Your instructions: Type the records out again in full, exactly.

'''

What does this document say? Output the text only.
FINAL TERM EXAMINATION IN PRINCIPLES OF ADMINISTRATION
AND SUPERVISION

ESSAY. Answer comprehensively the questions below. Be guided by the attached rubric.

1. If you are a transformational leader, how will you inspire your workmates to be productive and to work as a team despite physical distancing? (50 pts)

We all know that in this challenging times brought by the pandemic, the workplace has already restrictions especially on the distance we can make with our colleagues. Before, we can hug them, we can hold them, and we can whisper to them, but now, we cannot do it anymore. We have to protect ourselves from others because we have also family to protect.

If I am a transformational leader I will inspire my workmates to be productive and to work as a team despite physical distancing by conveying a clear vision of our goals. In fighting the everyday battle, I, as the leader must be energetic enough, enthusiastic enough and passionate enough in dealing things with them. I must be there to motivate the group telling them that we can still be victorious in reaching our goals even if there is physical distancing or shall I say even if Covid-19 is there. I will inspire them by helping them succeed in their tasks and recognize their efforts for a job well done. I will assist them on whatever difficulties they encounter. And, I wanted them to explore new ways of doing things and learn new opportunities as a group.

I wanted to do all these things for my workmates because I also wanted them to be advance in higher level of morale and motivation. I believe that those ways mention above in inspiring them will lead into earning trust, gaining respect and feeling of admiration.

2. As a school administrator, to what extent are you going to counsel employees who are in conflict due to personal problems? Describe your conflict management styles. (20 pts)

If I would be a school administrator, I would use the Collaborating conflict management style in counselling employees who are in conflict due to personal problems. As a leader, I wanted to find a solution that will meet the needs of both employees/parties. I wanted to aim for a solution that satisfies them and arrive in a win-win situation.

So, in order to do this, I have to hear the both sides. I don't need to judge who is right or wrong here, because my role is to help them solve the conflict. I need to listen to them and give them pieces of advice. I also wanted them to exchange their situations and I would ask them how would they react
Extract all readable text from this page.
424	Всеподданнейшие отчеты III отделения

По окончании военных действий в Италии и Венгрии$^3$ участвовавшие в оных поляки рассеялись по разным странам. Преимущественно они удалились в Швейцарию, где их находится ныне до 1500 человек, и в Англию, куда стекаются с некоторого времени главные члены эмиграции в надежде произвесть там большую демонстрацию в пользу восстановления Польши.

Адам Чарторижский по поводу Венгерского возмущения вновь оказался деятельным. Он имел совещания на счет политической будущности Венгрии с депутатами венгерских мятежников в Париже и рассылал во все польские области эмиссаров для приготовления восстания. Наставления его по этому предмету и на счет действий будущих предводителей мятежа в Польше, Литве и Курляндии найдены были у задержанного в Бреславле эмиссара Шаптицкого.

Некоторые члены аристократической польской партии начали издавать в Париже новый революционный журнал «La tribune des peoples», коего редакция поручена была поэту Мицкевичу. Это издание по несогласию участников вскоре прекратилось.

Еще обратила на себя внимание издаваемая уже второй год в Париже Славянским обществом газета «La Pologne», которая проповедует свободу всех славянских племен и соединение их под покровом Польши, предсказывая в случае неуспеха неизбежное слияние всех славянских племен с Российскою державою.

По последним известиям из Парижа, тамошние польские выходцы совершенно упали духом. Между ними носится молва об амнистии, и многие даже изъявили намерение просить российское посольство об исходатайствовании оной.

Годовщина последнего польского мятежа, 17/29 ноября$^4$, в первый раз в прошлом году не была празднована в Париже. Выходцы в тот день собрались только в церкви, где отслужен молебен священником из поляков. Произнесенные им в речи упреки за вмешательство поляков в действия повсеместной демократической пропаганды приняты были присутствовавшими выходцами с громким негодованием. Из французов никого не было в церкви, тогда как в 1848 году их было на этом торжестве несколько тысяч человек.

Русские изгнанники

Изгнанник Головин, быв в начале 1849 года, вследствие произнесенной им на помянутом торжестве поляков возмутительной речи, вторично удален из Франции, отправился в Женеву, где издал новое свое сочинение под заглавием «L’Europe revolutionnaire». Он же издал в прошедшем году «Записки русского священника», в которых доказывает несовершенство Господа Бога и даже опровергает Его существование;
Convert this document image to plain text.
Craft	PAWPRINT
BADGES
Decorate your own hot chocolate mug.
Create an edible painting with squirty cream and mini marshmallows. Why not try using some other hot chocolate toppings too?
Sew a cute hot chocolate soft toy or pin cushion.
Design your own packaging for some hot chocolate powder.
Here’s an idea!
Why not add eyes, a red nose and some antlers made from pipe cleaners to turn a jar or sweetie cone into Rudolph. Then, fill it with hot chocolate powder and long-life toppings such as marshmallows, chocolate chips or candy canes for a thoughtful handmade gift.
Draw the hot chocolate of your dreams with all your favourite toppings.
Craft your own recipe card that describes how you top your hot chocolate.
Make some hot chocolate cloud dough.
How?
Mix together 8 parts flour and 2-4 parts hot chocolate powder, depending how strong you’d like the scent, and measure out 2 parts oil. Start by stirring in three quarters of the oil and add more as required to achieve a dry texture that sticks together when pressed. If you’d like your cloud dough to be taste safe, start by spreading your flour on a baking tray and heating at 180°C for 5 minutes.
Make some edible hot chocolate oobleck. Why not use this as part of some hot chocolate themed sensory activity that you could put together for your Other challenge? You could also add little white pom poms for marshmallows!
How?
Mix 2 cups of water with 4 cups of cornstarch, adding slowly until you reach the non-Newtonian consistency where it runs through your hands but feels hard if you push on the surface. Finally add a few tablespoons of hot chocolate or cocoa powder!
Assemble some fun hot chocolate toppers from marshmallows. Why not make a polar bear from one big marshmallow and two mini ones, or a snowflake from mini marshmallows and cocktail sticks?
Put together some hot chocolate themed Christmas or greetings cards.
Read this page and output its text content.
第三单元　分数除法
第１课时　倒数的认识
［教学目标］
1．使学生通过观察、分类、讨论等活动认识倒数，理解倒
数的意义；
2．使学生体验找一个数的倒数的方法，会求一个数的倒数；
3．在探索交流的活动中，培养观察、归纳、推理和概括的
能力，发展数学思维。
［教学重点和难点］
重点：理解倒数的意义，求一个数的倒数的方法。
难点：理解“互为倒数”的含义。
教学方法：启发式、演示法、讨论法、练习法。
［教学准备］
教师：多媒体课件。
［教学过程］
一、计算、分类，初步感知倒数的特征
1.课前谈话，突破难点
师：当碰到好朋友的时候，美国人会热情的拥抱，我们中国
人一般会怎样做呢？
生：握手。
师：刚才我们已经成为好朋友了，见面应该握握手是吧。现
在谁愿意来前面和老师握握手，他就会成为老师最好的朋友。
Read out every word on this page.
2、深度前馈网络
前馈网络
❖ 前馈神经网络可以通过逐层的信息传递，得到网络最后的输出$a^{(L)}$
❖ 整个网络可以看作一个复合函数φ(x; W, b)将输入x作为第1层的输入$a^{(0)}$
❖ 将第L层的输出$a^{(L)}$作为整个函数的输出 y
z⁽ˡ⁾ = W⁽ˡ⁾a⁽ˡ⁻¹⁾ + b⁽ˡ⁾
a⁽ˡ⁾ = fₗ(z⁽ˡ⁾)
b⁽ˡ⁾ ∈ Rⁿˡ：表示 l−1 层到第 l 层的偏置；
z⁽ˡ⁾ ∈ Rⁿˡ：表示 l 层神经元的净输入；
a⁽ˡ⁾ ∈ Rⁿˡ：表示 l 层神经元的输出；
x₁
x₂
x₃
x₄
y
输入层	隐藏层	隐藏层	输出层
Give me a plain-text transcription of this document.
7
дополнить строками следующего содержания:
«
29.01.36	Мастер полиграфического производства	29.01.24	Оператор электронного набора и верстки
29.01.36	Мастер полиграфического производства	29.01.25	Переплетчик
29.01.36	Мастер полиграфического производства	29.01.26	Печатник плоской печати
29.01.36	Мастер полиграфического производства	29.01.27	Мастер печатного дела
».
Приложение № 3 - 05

'''

Correct result:
What does this document say? Output the text only.
FINAL TERM EXAMINATION IN PRINCIPLES OF ADMINISTRATION
AND SUPERVISION

ESSAY. Answer comprehensively the questions below. Be guided by the attached rubric.

1. If you are a transformational leader, how will you inspire your workmates to be productive and to work as a team despite physical distancing? (50 pts)

We all know that in this challenging times brought by the pandemic, the workplace has already restrictions especially on the distance we can make with our colleagues. Before, we can hug them, we can hold them, and we can whisper to them, but now, we cannot do it anymore. We have to protect ourselves from others because we have also family to protect.

If I am a transformational leader I will inspire my workmates to be productive and to work as a team despite physical distancing by conveying a clear vision of our goals. In fighting the everyday battle, I, as the leader must be energetic enough, enthusiastic enough and passionate enough in dealing things with them. I must be there to motivate the group telling them that we can still be victorious in reaching our goals even if there is physical distancing or shall I say even if Covid-19 is there. I will inspire them by helping them succeed in their tasks and recognize their efforts for a job well done. I will assist them on whatever difficulties they encounter. And, I wanted them to explore new ways of doing things and learn new opportunities as a group.

I wanted to do all these things for my workmates because I also wanted them to be advance in higher level of morale and motivation. I believe that those ways mention above in inspiring them will lead into earning trust, gaining respect and feeling of admiration.

2. As a school administrator, to what extent are you going to counsel employees who are in conflict due to personal problems? Describe your conflict management styles. (20 pts)

If I would be a school administrator, I would use the Collaborating conflict management style in counselling employees who are in conflict due to personal problems. As a leader, I wanted to find a solution that will meet the needs of both employees/parties. I wanted to aim for a solution that satisfies them and arrive in a win-win situation.

So, in order to do this, I have to hear the both sides. I don't need to judge who is right or wrong here, because my role is to help them solve the conflict. I need to listen to them and give them pieces of advice. I also wanted them to exchange their situations and I would ask them how would they react
Extract all readable text from this page.
424	Всеподданнейшие отчеты III отделения

По окончании военных действий в Италии и Венгрии$^3$ участвовавшие в оных поляки рассеялись по разным странам. Преимущественно они удалились в Швейцарию, где их находится ныне до 1500 человек, и в Англию, куда стекаются с некоторого времени главные члены эмиграции в надежде произвесть там большую демонстрацию в пользу восстановления Польши.

Адам Чарторижский по поводу Венгерского возмущения вновь оказался деятельным. Он имел совещания на счет политической будущности Венгрии с депутатами венгерских мятежников в Париже и рассылал во все польские области эмиссаров для приготовления восстания. Наставления его по этому предмету и на счет действий будущих предводителей мятежа в Польше, Литве и Курляндии найдены были у задержанного в Бреславле эмиссара Шаптицкого.

Некоторые члены аристократической польской партии начали издавать в Париже новый революционный журнал «La tribune des peoples», коего редакция поручена была поэту Мицкевичу. Это издание по несогласию участников вскоре прекратилось.

Еще обратила на себя внимание издаваемая уже второй год в Париже Славянским обществом газета «La Pologne», которая проповедует свободу всех славянских племен и соединение их под покровом Польши, предсказывая в случае неуспеха неизбежное слияние всех славянских племен с Российскою державою.

По последним известиям из Парижа, тамошние польские выходцы совершенно упали духом. Между ними носится молва об амнистии, и многие даже изъявили намерение просить российское посольство об исходатайствовании оной.

Годовщина последнего польского мятежа, 17/29 ноября$^4$, в первый раз в прошлом году не была празднована в Париже. Выходцы в тот день собрались только в церкви, где отслужен молебен священником из поляков. Произнесенные им в речи упреки за вмешательство поляков в действия повсеместной демократической пропаганды приняты были присутствовавшими выходцами с громким негодованием. Из французов никого не было в церкви, тогда как в 1848 году их было на этом торжестве несколько тысяч человек.

Русские изгнанники

Изгнанник Головин, быв в начале 1849 года, вследствие произнесенной им на помянутом торжестве поляков возмутительной речи, вторично удален из Франции, отправился в Женеву, где издал новое свое сочинение под заглавием «L’Europe revolutionnaire». Он же издал в прошедшем году «Записки русского священника», в которых доказывает несовершенство Господа Бога и даже опровергает Его существование;
Convert this document image to plain text.
Craft	PAWPRINT
BADGES
Decorate your own hot chocolate mug.
Create an edible painting with squirty cream and mini marshmallows. Why not try using some other hot chocolate toppings too?
Sew a cute hot chocolate soft toy or pin cushion.
Design your own packaging for some hot chocolate powder.
Here’s an idea!
Why not add eyes, a red nose and some antlers made from pipe cleaners to turn a jar or sweetie cone into Rudolph. Then, fill it with hot chocolate powder and long-life toppings such as marshmallows, chocolate chips or candy canes for a thoughtful handmade gift.
Draw the hot chocolate of your dreams with all your favourite toppings.
Craft your own recipe card that describes how you top your hot chocolate.
Make some hot chocolate cloud dough.
How?
Mix together 8 parts flour and 2-4 parts hot chocolate powder, depending how strong you’d like the scent, and measure out 2 parts oil. Start by stirring in three quarters of the oil and add more as required to achieve a dry texture that sticks together when pressed. If you’d like your cloud dough to be taste safe, start by spreading your flour on a baking tray and heating at 180°C for 5 minutes.
Make some edible hot chocolate oobleck. Why not use this as part of some hot chocolate themed sensory activity that you could put together for your Other challenge? You could also add little white pom poms for marshmallows!
How?
Mix 2 cups of water with 4 cups of cornstarch, adding slowly until you reach the non-Newtonian consistency where it runs through your hands but feels hard if you push on the surface. Finally add a few tablespoons of hot chocolate or cocoa powder!
Assemble some fun hot chocolate toppers from marshmallows. Why not make a polar bear from one big marshmallow and two mini ones, or a snowflake from mini marshmallows and cocktail sticks?
Put together some hot chocolate themed Christmas or greetings cards.
Read this page and output its text content.
第三单元　分数除法
第１课时　倒数的认识
［教学目标］
1．使学生通过观察、分类、讨论等活动认识倒数，理解倒
数的意义；
2．使学生体验找一个数的倒数的方法，会求一个数的倒数；
3．在探索交流的活动中，培养观察、归纳、推理和概括的
能力，发展数学思维。
［教学重点和难点］
重点：理解倒数的意义，求一个数的倒数的方法。
难点：理解“互为倒数”的含义。
教学方法：启发式、演示法、讨论法、练习法。
［教学准备］
教师：多媒体课件。
［教学过程］
一、计算、分类，初步感知倒数的特征
1.课前谈话，突破难点
师：当碰到好朋友的时候，美国人会热情的拥抱，我们中国
人一般会怎样做呢？
生：握手。
师：刚才我们已经成为好朋友了，见面应该握握手是吧。现
在谁愿意来前面和老师握握手，他就会成为老师最好的朋友。
Read out every word on this page.
2、深度前馈网络
前馈网络
❖ 前馈神经网络可以通过逐层的信息传递，得到网络最后的输出$a^{(L)}$
❖ 整个网络可以看作一个复合函数φ(x; W, b)将输入x作为第1层的输入$a^{(0)}$
❖ 将第L层的输出$a^{(L)}$作为整个函数的输出 y
z⁽ˡ⁾ = W⁽ˡ⁾a⁽ˡ⁻¹⁾ + b⁽ˡ⁾
a⁽ˡ⁾ = fₗ(z⁽ˡ⁾)
b⁽ˡ⁾ ∈ Rⁿˡ：表示 l−1 层到第 l 层的偏置；
z⁽ˡ⁾ ∈ Rⁿˡ：表示 l 层神经元的净输入；
a⁽ˡ⁾ ∈ Rⁿˡ：表示 l 层神经元的输出；
x₁
x₂
x₃
x₄
y
输入层	隐藏层	隐藏层	输出层
Give me a plain-text transcription of this document.
7
дополнить строками следующего содержания:
«
29.01.36	Мастер полиграфического производства	29.01.24	Оператор электронного набора и верстки
29.01.36	Мастер полиграфического производства	29.01.25	Переплетчик
29.01.36	Мастер полиграфического производства	29.01.26	Печатник плоской печати
29.01.36	Мастер полиграфического производства	29.01.27	Мастер печатного дела
».
Приложение № 3 - 05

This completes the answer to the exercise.